• Dokumentabschnitt:
☆ ☆ ☆ ☆ ☆ ☆ ☆

Wolbecker Tiergarten
Das Naturschutz- und FFH-Gebiet Wolbecker Tiergarten liegt in dem rund 350 Hektar großen Staatsforst Wolbeck in Münster.
Geographie
Der Wolbecker Tiergarten erstreckt sich über eine Fläche von 288 Hektar im äußersten Südosten von Münster. Im Norden und im Westen grenzt der Tiergarten an den Stadtteil Münster-Wolbeck; im Süden wie im Osten stellt er die Grenze zum Kreis Warendorf dar.
Durch die Angel, die von Osten nach Westen durch den Wald fließt, wird der Tiergarten in einen kleineren nördlichen Teil und einen größeren südlichen Teil getrennt. Den nördlichen Teil bezeichnet man auch als Kellingholz.
Die Wege des Tiergartens sind rasterförmig angelegt. Nur die Straße Tiergarten ist asphaltiert (im weiteren Verlauf mit einer Schotterdecke), ansonsten dominieren typische Waldwege. An insgesamt drei Stellen befinden sich Brücken über die Angel.
Geschichte
Der heutige Staatsforst wurde wahrscheinlich erstmals im 12. Jahrhundert in einer bewaldeten Mark angelegt, damit ist er einer der ältesten Forste im Münsterland. Die heutige charakteristische Form des Tiergartens und auch seinen Namen erhielt der Wald allerdings erst im 18. Jahrhundert. Zwar wurde der Tiergarten bereits in den Jahren davor von den Fürstbischöfen von Münster als Jagdrevier genutzt, allerdings war es der Fürstbischof Clemens August I. von Bayern, der um 1740 dem Tiergarten seine heutige Form gab und die breiten, rasterförmigen Wege anlegen sowie die Erdwälle an den Waldrändern aufschütten ließ. Aus dieser Zeit stammt bis heute der Grenzstein gegenüber dem alten Forsthaus, das jedoch schon 1712 errichtet wurde.
Um das Jahr 1770 wurde der Tiergarten alleiniges Jagdrevier der Fürstbischöfe von Münster, da man in diesem Jahr den Forst von Sassenberg aufgab. Die Fürstbischöfe nutzten allerdings den Wald nicht nur zur Jagd, sondern auch zur Erholung.
Mit der Säkularisation 1803 geriet der Tiergarten in preußische Hand. Die Preußen unter General Gebhard Leberecht von Blücher schossen das letzte Wild des Tiergartens und nutzten den Wald seitdem zur Holzwirtschaft. Trotz kurzfristiger französischer Besatzung änderte sich daran nichts.

☆ ☆ ☆ ☆ ☆ ☆ ☆

• Rohdaten:
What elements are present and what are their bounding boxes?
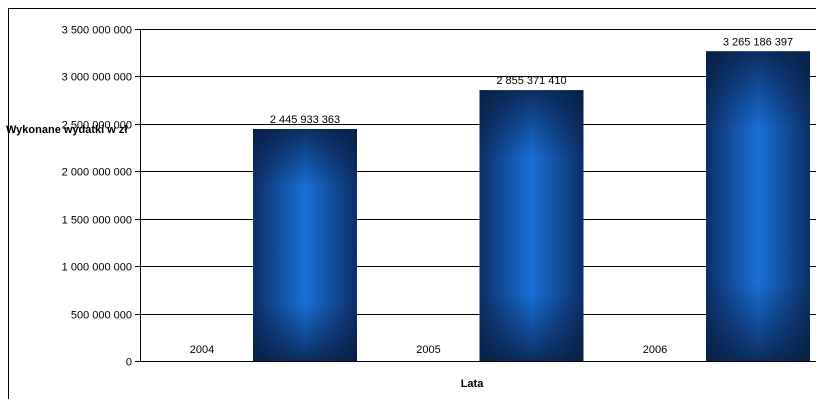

☆ ☆ ☆ ☆ ☆ ☆ ☆

• Gestellte Aufgabe:
Führe den Text über den Wolbecker Tiergarten im Anschluss an seinen letzten Satz weiter. Die Daten stehen in keinem Zusammenhang mit dem Text über den Wolbecker Tiergarten.

• Antwort zur Aufgabe:
Um 1890 wurde der Tiergarten zunehmend zur Erholung von münsterschen Bürgern genutzt. Im Forsthaus wurde ein kleines Lokal eröffnet, das recht schnell große Beliebtheit erlangte. 1914 wurde es jedoch geschlossen, dafür wurde in den 1920er Jahren eine Kaffeewirtschaft auf dem Hof Markfort eröffnet, die bis 1943 betrieben wurde. Die alten Hinweisschilder am Hof sind noch heute vorhanden.
In den 1930er Jahren wurde angeregt, auf den Wiesen an der Angel zwischen Tiergarten und Kellingholz eine kleine Badeanstalt einzurichten, die Pläne wurden allerdings verworfen[1].
Der Tiergarten wurde in der Nachkriegszeit als Staatsforst Münster genutzt. 1980 wurde die Angel in Höhe des Tiergartens letztmals begradigt, zum Ausgleich wurde ein Altarm als „Biotop“ hergerichtet, der im Winter als Schlittschuhbahn genutzt wird. Der Tiergarten besaß zwar bereits 1911 ein kleines Naturschutzgebiet, doch erst 2005 wurde der gesamte Tiergarten zum Naturschutzgebiet erklärt. Gleichzeitig erfolgte die Meldung als Schutzgebiet nach der Richtlinie 92/43/EWG (Fauna-Flora-Habitat-Richtlinie) der Europäischen Union. Naturschutz- und FFH-Gebiet sind etwa 287 ha groß.
Flora und Fauna
Mit seinem naturnahen Laubbaumbestand (Hainsimsen-Buchenwald bzw. Stieleichen-Buchenwald) stellt der Wolbecker Tiergarten ein Naturschutzgebiet von überregionaler Bedeutung dar. Hauptsächlich dominieren v. a. durch forstliche Eingriffe Buchen, die überwiegend auf Pseudogley stocken. Auf diesen Standorten sind die Buchen allerdings durch Stürme besonders gefährdet. Der oft hohe Grundwasserspiegel wird durch ein Netz von Entwässerungsgräben reguliert.
Der Wolbecker Tiergarten gilt als ein totholzreiches Waldgebiet. Das macht das Gebiet als Lebensraum für Flechten und Moose sowie Insekten besonders interessant.
Bereits im 19. Jahrhundert wurde über den seltenen Pflanzen- und Tierbestand berichtet. Heute sind es insbesondere Amphibien, Fledermäuse und höhlenbrütende Vögel (v. a. Mittelspecht) aber auch ein Wespenbussardvorkommen, die besondere Beachtung verdienen. Eine Feuersalamander-Population lebt im Wolbecker Tiergarten, die isoliert ist. Die nächsten Nachbarpopulationen gibt es erst in rund 20 km Entfernung.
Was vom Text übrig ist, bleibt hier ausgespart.